• [Task]:
Write out the material below again, unchanged.
[Start of Material for this exercise]
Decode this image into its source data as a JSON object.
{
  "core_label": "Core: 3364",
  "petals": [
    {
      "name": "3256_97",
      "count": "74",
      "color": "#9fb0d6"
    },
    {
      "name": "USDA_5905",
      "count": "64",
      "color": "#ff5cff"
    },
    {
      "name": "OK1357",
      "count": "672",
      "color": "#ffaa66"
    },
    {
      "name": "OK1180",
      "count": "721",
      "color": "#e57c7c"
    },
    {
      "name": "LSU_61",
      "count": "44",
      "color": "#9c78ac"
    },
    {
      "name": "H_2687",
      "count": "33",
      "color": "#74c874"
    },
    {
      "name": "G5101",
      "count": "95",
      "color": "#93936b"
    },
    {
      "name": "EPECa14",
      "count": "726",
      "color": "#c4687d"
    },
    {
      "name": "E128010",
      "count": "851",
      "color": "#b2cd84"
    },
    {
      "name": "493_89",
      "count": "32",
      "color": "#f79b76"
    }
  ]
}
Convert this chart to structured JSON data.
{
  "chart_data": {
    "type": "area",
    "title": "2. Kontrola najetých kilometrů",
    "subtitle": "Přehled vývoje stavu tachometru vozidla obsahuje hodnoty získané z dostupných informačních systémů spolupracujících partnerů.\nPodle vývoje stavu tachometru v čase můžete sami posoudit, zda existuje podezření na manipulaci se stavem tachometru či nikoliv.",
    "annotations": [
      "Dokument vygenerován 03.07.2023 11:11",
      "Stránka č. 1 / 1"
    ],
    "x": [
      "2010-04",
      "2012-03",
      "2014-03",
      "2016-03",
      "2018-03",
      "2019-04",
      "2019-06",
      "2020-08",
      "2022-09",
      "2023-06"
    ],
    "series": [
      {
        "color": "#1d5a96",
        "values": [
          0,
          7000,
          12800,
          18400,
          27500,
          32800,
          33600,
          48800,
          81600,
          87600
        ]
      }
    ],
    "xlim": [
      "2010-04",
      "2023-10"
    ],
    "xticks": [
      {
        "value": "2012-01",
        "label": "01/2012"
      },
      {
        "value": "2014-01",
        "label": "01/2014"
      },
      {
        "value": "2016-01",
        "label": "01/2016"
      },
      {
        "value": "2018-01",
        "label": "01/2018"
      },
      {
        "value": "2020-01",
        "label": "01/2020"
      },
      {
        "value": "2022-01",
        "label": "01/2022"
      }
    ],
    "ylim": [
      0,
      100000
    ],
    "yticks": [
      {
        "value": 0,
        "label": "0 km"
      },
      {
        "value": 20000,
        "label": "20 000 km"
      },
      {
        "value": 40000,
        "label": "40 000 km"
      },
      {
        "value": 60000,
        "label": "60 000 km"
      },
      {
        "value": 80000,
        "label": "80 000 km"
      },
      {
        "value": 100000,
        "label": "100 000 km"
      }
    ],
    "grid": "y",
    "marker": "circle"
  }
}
[End of Material for this exercise]
• [Output for this exercise]:
Decode this image into its source data as a JSON object.
{
  "core_label": "Core: 3364",
  "petals": [
    {
      "name": "3256_97",
      "count": "74",
      "color": "#9fb0d6"
    },
    {
      "name": "USDA_5905",
      "count": "64",
      "color": "#ff5cff"
    },
    {
      "name": "OK1357",
      "count": "672",
      "color": "#ffaa66"
    },
    {
      "name": "OK1180",
      "count": "721",
      "color": "#e57c7c"
    },
    {
      "name": "LSU_61",
      "count": "44",
      "color": "#9c78ac"
    },
    {
      "name": "H_2687",
      "count": "33",
      "color": "#74c874"
    },
    {
      "name": "G5101",
      "count": "95",
      "color": "#93936b"
    },
    {
      "name": "EPECa14",
      "count": "726",
      "color": "#c4687d"
    },
    {
      "name": "E128010",
      "count": "851",
      "color": "#b2cd84"
    },
    {
      "name": "493_89",
      "count": "32",
      "color": "#f79b76"
    }
  ]
}
Convert this chart to structured JSON data.
{
  "chart_data": {
    "type": "area",
    "title": "2. Kontrola najetých kilometrů",
    "subtitle": "Přehled vývoje stavu tachometru vozidla obsahuje hodnoty získané z dostupných informačních systémů spolupracujících partnerů.\nPodle vývoje stavu tachometru v čase můžete sami posoudit, zda existuje podezření na manipulaci se stavem tachometru či nikoliv.",
    "annotations": [
      "Dokument vygenerován 03.07.2023 11:11",
      "Stránka č. 1 / 1"
    ],
    "x": [
      "2010-04",
      "2012-03",
      "2014-03",
      "2016-03",
      "2018-03",
      "2019-04",
      "2019-06",
      "2020-08",
      "2022-09",
      "2023-06"
    ],
    "series": [
      {
        "color": "#1d5a96",
        "values": [
          0,
          7000,
          12800,
          18400,
          27500,
          32800,
          33600,
          48800,
          81600,
          87600
        ]
      }
    ],
    "xlim": [
      "2010-04",
      "2023-10"
    ],
    "xticks": [
      {
        "value": "2012-01",
        "label": "01/2012"
      },
      {
        "value": "2014-01",
        "label": "01/2014"
      },
      {
        "value": "2016-01",
        "label": "01/2016"
      },
      {
        "value": "2018-01",
        "label": "01/2018"
      },
      {
        "value": "2020-01",
        "label": "01/2020"
      },
      {
        "value": "2022-01",
        "label": "01/2022"
      }
    ],
    "ylim": [
      0,
      100000
    ],
    "yticks": [
      {
        "value": 0,
        "label": "0 km"
      },
      {
        "value": 20000,
        "label": "20 000 km"
      },
      {
        "value": 40000,
        "label": "40 000 km"
      },
      {
        "value": 60000,
        "label": "60 000 km"
      },
      {
        "value": 80000,
        "label": "80 000 km"
      },
      {
        "value": 100000,
        "label": "100 000 km"
      }
    ],
    "grid": "y",
    "marker": "circle"
  }
}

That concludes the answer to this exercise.